Saved entries
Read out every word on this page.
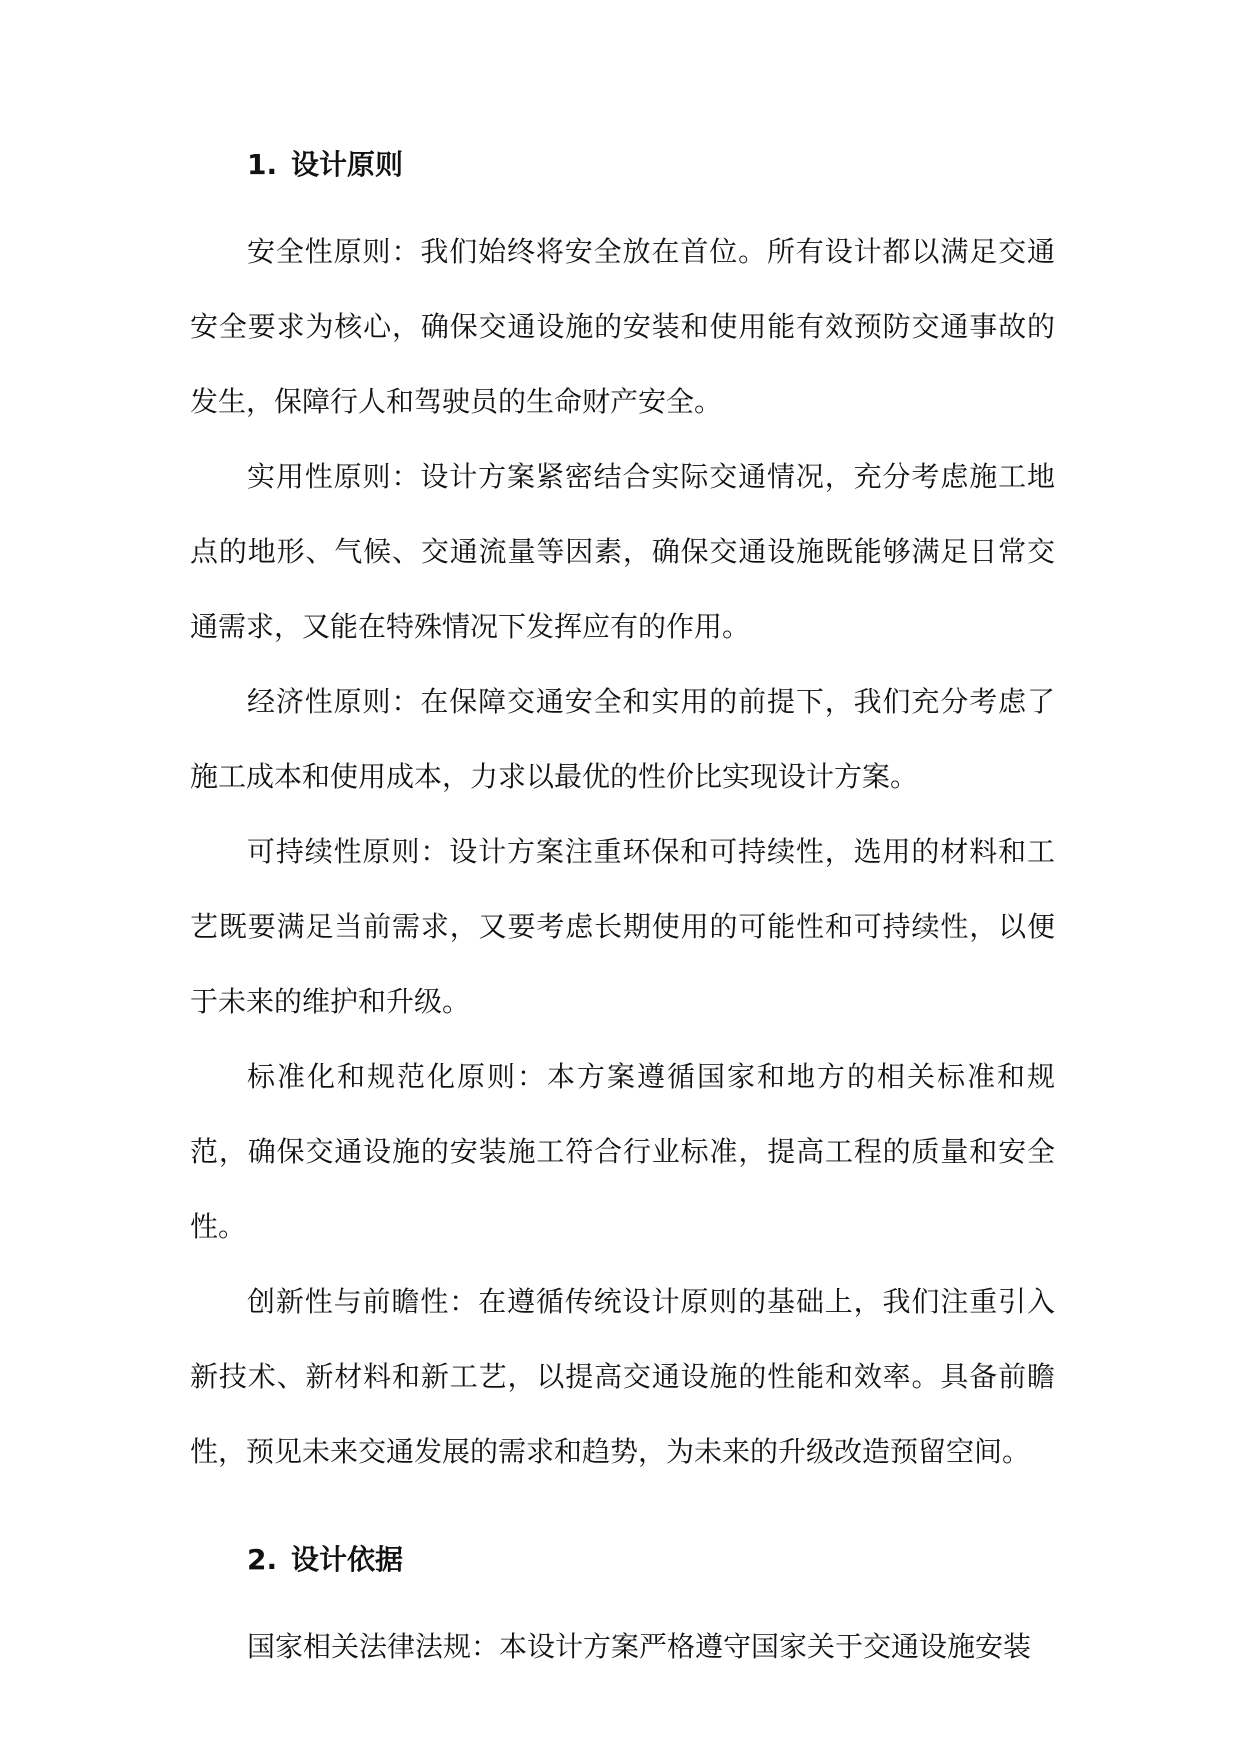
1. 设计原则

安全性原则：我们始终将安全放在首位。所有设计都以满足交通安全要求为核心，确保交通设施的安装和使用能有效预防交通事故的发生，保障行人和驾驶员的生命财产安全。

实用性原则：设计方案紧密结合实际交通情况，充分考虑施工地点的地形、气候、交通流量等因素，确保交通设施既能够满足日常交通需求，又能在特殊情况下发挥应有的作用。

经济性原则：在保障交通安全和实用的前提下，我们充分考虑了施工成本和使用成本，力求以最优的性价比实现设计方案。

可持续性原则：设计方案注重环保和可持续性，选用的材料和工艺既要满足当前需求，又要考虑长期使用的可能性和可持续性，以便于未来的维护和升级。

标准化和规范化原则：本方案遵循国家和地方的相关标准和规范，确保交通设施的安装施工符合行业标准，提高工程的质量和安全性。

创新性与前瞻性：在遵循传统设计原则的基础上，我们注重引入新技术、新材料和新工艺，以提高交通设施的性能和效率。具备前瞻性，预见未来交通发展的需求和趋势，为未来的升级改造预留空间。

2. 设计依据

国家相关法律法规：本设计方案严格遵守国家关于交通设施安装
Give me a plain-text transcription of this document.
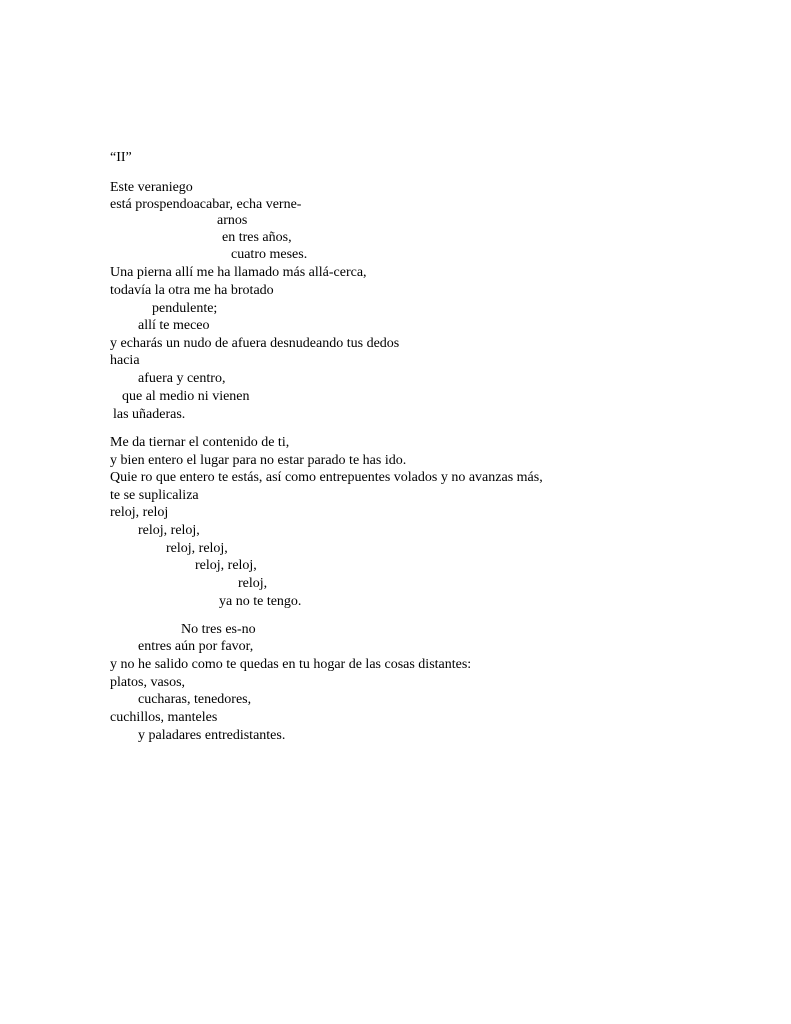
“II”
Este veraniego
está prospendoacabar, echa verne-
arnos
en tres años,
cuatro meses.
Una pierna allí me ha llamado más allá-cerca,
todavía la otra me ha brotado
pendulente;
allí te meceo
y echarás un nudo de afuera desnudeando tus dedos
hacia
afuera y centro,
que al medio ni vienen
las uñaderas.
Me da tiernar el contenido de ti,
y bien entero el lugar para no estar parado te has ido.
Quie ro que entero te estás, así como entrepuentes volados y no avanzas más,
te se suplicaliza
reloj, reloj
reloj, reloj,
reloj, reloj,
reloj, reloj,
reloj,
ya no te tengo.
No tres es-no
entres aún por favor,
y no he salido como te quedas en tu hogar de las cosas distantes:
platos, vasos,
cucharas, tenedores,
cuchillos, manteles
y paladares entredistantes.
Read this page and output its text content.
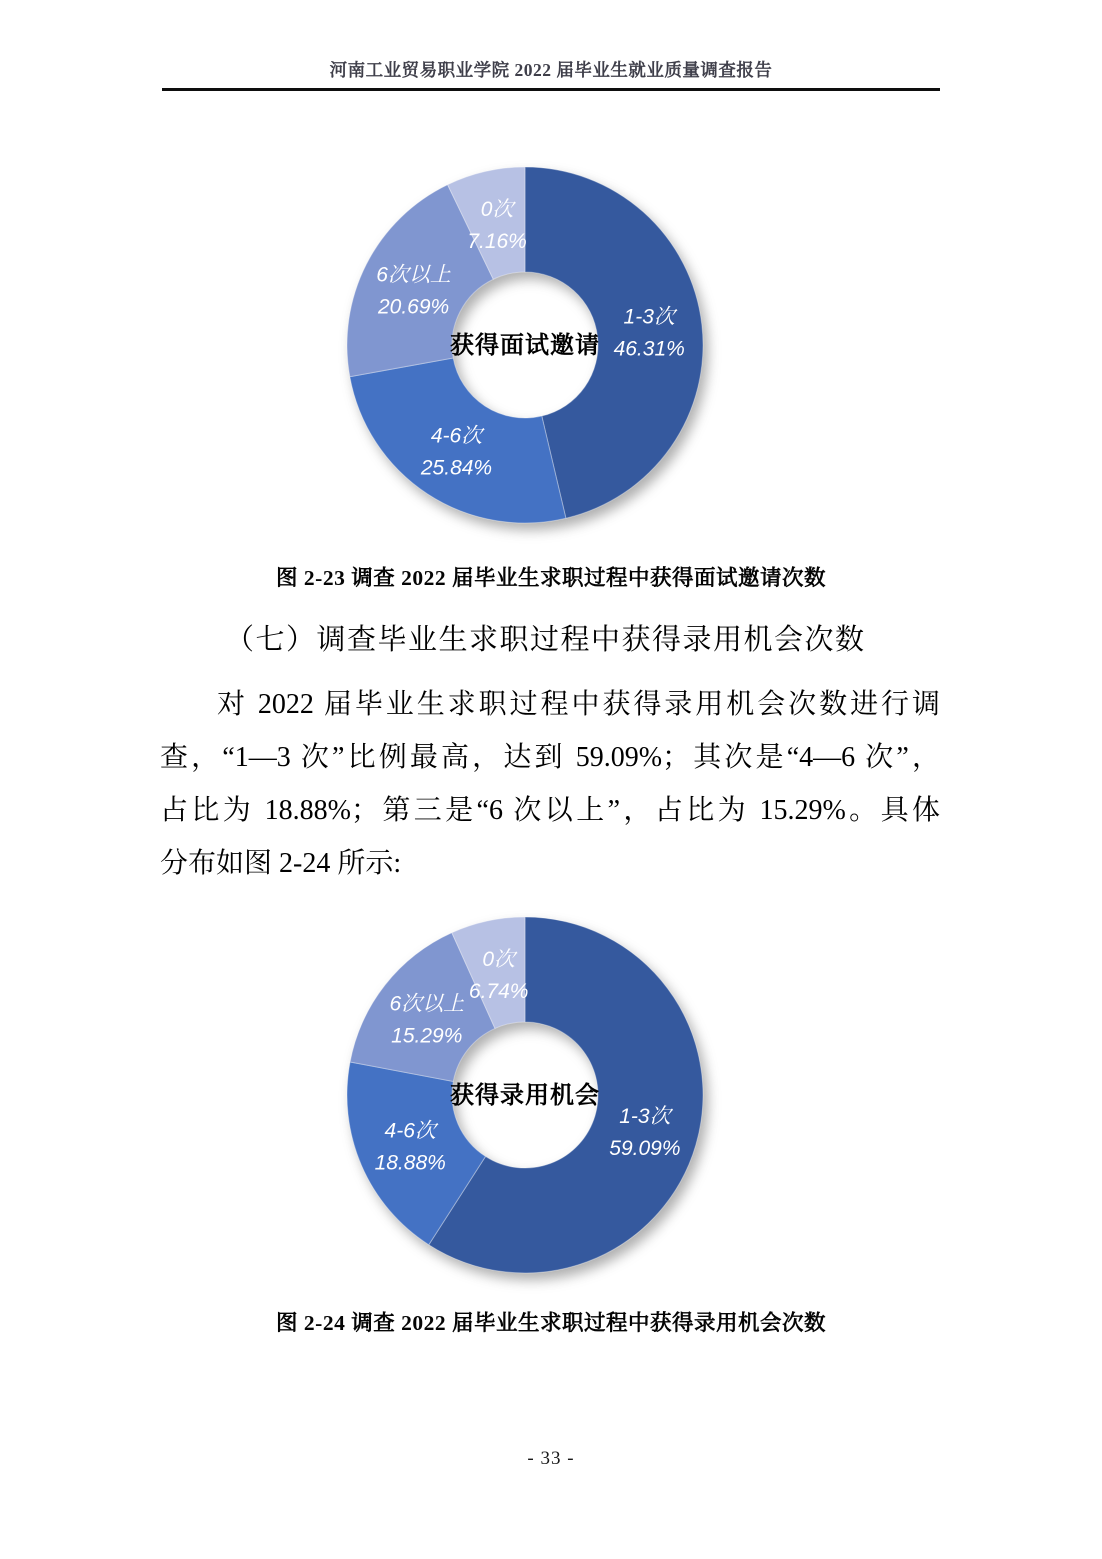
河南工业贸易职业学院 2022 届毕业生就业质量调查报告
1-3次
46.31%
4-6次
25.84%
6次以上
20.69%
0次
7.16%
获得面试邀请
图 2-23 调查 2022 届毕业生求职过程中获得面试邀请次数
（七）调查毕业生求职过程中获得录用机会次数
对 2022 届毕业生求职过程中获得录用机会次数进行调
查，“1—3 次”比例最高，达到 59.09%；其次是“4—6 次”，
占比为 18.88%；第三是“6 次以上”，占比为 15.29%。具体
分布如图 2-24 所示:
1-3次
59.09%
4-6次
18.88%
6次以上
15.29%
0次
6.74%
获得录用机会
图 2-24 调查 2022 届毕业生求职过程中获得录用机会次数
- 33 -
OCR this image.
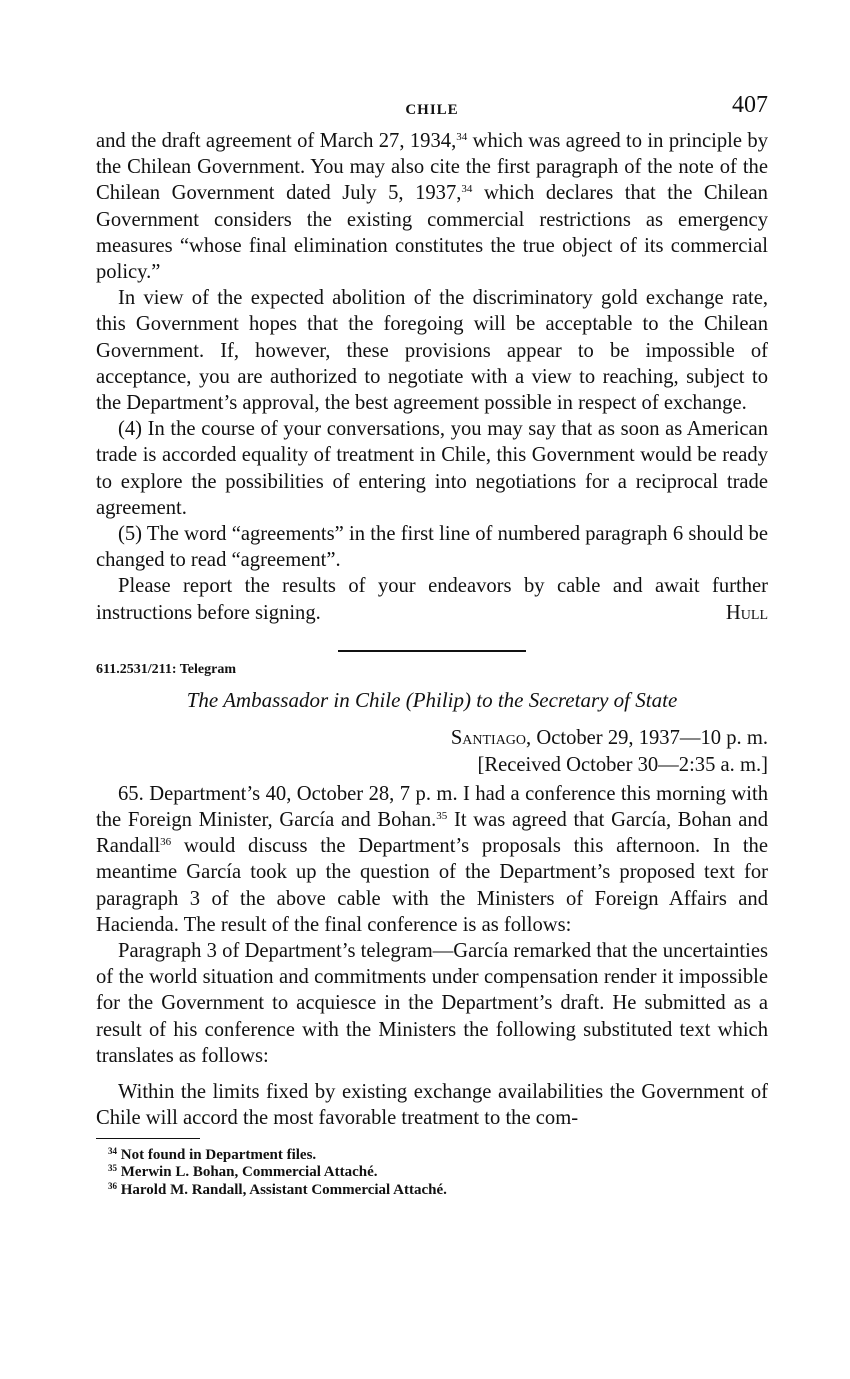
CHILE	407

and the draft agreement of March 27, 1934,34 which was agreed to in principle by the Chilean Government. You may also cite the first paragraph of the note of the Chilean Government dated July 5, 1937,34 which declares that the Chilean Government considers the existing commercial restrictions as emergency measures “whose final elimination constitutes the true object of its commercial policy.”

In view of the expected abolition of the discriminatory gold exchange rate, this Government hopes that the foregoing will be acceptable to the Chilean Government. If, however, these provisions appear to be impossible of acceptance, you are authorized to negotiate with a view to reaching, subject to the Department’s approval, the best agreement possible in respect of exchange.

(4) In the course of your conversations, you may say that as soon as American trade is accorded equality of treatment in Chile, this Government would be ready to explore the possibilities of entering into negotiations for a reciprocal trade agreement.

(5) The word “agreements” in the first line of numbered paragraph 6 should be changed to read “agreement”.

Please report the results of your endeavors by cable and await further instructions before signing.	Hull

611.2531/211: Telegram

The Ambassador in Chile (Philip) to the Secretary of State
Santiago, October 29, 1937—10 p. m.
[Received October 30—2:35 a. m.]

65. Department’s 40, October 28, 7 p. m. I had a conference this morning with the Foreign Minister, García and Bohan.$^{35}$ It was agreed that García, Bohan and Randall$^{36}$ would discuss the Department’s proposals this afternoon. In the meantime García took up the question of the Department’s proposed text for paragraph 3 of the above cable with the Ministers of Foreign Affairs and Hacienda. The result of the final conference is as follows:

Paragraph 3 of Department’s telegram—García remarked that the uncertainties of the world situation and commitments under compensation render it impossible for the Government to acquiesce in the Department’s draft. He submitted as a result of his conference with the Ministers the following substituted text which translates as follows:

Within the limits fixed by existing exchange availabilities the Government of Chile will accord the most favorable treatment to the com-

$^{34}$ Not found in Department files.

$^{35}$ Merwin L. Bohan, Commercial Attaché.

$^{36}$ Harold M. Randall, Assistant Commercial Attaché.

▶ [Problem]: Will you restate every entry word for word and omit the images?

▶ [Reply to the task]:
Read out every word on this page.
1. 设计原则

安全性原则：我们始终将安全放在首位。所有设计都以满足交通安全要求为核心，确保交通设施的安装和使用能有效预防交通事故的发生，保障行人和驾驶员的生命财产安全。

实用性原则：设计方案紧密结合实际交通情况，充分考虑施工地点的地形、气候、交通流量等因素，确保交通设施既能够满足日常交通需求，又能在特殊情况下发挥应有的作用。

经济性原则：在保障交通安全和实用的前提下，我们充分考虑了施工成本和使用成本，力求以最优的性价比实现设计方案。

可持续性原则：设计方案注重环保和可持续性，选用的材料和工艺既要满足当前需求，又要考虑长期使用的可能性和可持续性，以便于未来的维护和升级。

标准化和规范化原则：本方案遵循国家和地方的相关标准和规范，确保交通设施的安装施工符合行业标准，提高工程的质量和安全性。

创新性与前瞻性：在遵循传统设计原则的基础上，我们注重引入新技术、新材料和新工艺，以提高交通设施的性能和效率。具备前瞻性，预见未来交通发展的需求和趋势，为未来的升级改造预留空间。

2. 设计依据

国家相关法律法规：本设计方案严格遵守国家关于交通设施安装
Give me a plain-text transcription of this document.
“II”
Este veraniego
está prospendoacabar, echa verne-
arnos
en tres años,
cuatro meses.
Una pierna allí me ha llamado más allá-cerca,
todavía la otra me ha brotado
pendulente;
allí te meceo
y echarás un nudo de afuera desnudeando tus dedos
hacia
afuera y centro,
que al medio ni vienen
las uñaderas.
Me da tiernar el contenido de ti,
y bien entero el lugar para no estar parado te has ido.
Quie ro que entero te estás, así como entrepuentes volados y no avanzas más,
te se suplicaliza
reloj, reloj
reloj, reloj,
reloj, reloj,
reloj, reloj,
reloj,
ya no te tengo.
No tres es-no
entres aún por favor,
y no he salido como te quedas en tu hogar de las cosas distantes:
platos, vasos,
cucharas, tenedores,
cuchillos, manteles
y paladares entredistantes.
Read this page and output its text content.
河南工业贸易职业学院 2022 届毕业生就业质量调查报告
1-3次
46.31%
4-6次
25.84%
6次以上
20.69%
0次
7.16%
获得面试邀请
图 2-23 调查 2022 届毕业生求职过程中获得面试邀请次数
（七）调查毕业生求职过程中获得录用机会次数
对 2022 届毕业生求职过程中获得录用机会次数进行调
查，“1—3 次”比例最高，达到 59.09%；其次是“4—6 次”，
占比为 18.88%；第三是“6 次以上”，占比为 15.29%。具体
分布如图 2-24 所示:
1-3次
59.09%
4-6次
18.88%
6次以上
15.29%
0次
6.74%
获得录用机会
图 2-24 调查 2022 届毕业生求职过程中获得录用机会次数
- 33 -
OCR this image.
CHILE	407

and the draft agreement of March 27, 1934,34 which was agreed to in principle by the Chilean Government. You may also cite the first paragraph of the note of the Chilean Government dated July 5, 1937,34 which declares that the Chilean Government considers the existing commercial restrictions as emergency measures “whose final elimination constitutes the true object of its commercial policy.”

In view of the expected abolition of the discriminatory gold exchange rate, this Government hopes that the foregoing will be acceptable to the Chilean Government. If, however, these provisions appear to be impossible of acceptance, you are authorized to negotiate with a view to reaching, subject to the Department’s approval, the best agreement possible in respect of exchange.

(4) In the course of your conversations, you may say that as soon as American trade is accorded equality of treatment in Chile, this Government would be ready to explore the possibilities of entering into negotiations for a reciprocal trade agreement.

(5) The word “agreements” in the first line of numbered paragraph 6 should be changed to read “agreement”.

Please report the results of your endeavors by cable and await further instructions before signing.	Hull

611.2531/211: Telegram

The Ambassador in Chile (Philip) to the Secretary of State
Santiago, October 29, 1937—10 p. m.
[Received October 30—2:35 a. m.]

65. Department’s 40, October 28, 7 p. m. I had a conference this morning with the Foreign Minister, García and Bohan.$^{35}$ It was agreed that García, Bohan and Randall$^{36}$ would discuss the Department’s proposals this afternoon. In the meantime García took up the question of the Department’s proposed text for paragraph 3 of the above cable with the Ministers of Foreign Affairs and Hacienda. The result of the final conference is as follows:

Paragraph 3 of Department’s telegram—García remarked that the uncertainties of the world situation and commitments under compensation render it impossible for the Government to acquiesce in the Department’s draft. He submitted as a result of his conference with the Ministers the following substituted text which translates as follows:

Within the limits fixed by existing exchange availabilities the Government of Chile will accord the most favorable treatment to the com-

$^{34}$ Not found in Department files.

$^{35}$ Merwin L. Bohan, Commercial Attaché.

$^{36}$ Harold M. Randall, Assistant Commercial Attaché.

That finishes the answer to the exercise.